SET EXERCISE: Print, exactly and completely, every entry in the data.

DATA FOR THIS EXERCISE:
** start **
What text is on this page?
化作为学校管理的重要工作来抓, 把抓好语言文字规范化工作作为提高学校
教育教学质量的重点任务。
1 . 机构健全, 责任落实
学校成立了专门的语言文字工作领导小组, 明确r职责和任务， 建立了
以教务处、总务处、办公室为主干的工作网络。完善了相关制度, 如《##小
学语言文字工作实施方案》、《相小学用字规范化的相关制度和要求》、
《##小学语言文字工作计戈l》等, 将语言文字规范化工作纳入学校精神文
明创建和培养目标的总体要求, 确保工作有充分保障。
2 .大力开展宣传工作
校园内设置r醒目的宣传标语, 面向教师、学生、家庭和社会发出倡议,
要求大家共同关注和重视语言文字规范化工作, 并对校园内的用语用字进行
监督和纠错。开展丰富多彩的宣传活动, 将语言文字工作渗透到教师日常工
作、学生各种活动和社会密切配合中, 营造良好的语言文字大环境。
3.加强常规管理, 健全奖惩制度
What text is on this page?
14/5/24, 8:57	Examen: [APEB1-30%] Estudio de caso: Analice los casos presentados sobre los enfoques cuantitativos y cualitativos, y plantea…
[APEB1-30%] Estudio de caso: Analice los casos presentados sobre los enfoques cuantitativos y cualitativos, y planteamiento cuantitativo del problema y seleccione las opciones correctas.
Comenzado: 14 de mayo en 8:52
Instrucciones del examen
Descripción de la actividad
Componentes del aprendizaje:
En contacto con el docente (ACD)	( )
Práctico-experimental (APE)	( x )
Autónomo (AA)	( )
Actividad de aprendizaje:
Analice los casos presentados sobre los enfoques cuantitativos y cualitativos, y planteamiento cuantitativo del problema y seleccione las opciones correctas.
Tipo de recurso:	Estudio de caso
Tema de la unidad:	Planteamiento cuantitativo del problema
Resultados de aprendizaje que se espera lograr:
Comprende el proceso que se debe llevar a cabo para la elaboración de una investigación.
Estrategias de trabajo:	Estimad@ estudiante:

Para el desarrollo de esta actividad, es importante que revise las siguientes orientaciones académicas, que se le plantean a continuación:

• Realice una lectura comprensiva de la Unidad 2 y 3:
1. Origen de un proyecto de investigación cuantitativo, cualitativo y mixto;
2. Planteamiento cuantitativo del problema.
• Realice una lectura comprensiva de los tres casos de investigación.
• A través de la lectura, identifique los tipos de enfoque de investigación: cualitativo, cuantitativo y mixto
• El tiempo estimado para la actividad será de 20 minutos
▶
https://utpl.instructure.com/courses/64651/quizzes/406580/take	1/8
** end **
TASK OUTPUT:
What text is on this page?
化作为学校管理的重要工作来抓, 把抓好语言文字规范化工作作为提高学校
教育教学质量的重点任务。
1 . 机构健全, 责任落实
学校成立了专门的语言文字工作领导小组, 明确r职责和任务， 建立了
以教务处、总务处、办公室为主干的工作网络。完善了相关制度, 如《##小
学语言文字工作实施方案》、《相小学用字规范化的相关制度和要求》、
《##小学语言文字工作计戈l》等, 将语言文字规范化工作纳入学校精神文
明创建和培养目标的总体要求, 确保工作有充分保障。
2 .大力开展宣传工作
校园内设置r醒目的宣传标语, 面向教师、学生、家庭和社会发出倡议,
要求大家共同关注和重视语言文字规范化工作, 并对校园内的用语用字进行
监督和纠错。开展丰富多彩的宣传活动, 将语言文字工作渗透到教师日常工
作、学生各种活动和社会密切配合中, 营造良好的语言文字大环境。
3.加强常规管理, 健全奖惩制度
What text is on this page?
14/5/24, 8:57	Examen: [APEB1-30%] Estudio de caso: Analice los casos presentados sobre los enfoques cuantitativos y cualitativos, y plantea…
[APEB1-30%] Estudio de caso: Analice los casos presentados sobre los enfoques cuantitativos y cualitativos, y planteamiento cuantitativo del problema y seleccione las opciones correctas.
Comenzado: 14 de mayo en 8:52
Instrucciones del examen
Descripción de la actividad
Componentes del aprendizaje:
En contacto con el docente (ACD)	( )
Práctico-experimental (APE)	( x )
Autónomo (AA)	( )
Actividad de aprendizaje:
Analice los casos presentados sobre los enfoques cuantitativos y cualitativos, y planteamiento cuantitativo del problema y seleccione las opciones correctas.
Tipo de recurso:	Estudio de caso
Tema de la unidad:	Planteamiento cuantitativo del problema
Resultados de aprendizaje que se espera lograr:
Comprende el proceso que se debe llevar a cabo para la elaboración de una investigación.
Estrategias de trabajo:	Estimad@ estudiante:

Para el desarrollo de esta actividad, es importante que revise las siguientes orientaciones académicas, que se le plantean a continuación:

• Realice una lectura comprensiva de la Unidad 2 y 3:
1. Origen de un proyecto de investigación cuantitativo, cualitativo y mixto;
2. Planteamiento cuantitativo del problema.
• Realice una lectura comprensiva de los tres casos de investigación.
• A través de la lectura, identifique los tipos de enfoque de investigación: cualitativo, cuantitativo y mixto
• El tiempo estimado para la actividad será de 20 minutos
▶
https://utpl.instructure.com/courses/64651/quizzes/406580/take	1/8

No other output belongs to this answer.